**PROBLEM:** Where the string "strength" occurs in the material below, report the whole line.

**RECORD SET:**
*****

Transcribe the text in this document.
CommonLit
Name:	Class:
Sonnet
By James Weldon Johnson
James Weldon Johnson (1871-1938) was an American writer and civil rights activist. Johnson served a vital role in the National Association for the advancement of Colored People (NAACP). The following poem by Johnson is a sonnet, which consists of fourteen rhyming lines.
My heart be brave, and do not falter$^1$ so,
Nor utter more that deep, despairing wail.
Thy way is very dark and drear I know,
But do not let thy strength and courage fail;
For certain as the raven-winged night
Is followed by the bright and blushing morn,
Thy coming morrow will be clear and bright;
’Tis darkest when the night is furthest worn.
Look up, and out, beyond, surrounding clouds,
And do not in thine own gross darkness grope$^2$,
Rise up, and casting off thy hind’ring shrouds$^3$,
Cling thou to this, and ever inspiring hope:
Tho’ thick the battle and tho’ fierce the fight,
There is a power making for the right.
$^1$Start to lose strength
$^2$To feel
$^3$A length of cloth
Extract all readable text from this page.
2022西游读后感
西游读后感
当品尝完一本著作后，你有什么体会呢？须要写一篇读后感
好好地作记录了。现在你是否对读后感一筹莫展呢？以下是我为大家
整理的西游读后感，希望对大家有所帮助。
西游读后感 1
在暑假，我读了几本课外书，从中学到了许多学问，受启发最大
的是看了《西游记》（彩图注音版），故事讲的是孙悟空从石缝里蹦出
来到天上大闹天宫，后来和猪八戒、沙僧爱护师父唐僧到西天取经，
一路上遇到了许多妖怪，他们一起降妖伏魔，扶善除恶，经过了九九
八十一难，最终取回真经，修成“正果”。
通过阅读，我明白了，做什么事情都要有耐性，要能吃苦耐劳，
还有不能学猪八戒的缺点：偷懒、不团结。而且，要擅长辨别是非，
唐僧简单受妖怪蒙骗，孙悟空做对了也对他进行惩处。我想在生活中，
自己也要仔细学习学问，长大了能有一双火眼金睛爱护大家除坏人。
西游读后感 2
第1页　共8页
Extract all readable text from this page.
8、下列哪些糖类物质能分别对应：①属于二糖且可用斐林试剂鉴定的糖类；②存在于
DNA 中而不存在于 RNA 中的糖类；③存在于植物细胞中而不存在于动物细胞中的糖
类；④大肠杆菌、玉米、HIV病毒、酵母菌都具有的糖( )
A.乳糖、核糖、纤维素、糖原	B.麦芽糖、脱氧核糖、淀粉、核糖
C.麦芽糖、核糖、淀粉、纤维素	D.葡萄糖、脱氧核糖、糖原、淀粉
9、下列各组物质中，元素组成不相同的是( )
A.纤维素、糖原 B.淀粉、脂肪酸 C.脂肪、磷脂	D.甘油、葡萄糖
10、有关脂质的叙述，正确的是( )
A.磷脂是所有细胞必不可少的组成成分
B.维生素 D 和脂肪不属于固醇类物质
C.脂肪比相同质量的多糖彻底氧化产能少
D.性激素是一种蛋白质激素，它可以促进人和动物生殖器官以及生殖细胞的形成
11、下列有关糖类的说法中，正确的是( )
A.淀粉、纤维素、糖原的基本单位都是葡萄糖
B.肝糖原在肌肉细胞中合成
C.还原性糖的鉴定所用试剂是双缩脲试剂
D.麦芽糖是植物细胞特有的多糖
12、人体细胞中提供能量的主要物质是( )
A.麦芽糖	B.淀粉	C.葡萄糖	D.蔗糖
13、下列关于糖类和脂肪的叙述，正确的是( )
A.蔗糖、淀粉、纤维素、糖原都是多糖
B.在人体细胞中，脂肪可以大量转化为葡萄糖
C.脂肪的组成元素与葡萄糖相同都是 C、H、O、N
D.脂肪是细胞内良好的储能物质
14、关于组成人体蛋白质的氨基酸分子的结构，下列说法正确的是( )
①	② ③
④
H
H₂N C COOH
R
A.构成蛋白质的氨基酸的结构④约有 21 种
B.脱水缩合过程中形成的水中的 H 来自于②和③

*****

**EXERCISE SOLUTION:**
But do not let thy strength and courage fail;
$^1$Start to lose strength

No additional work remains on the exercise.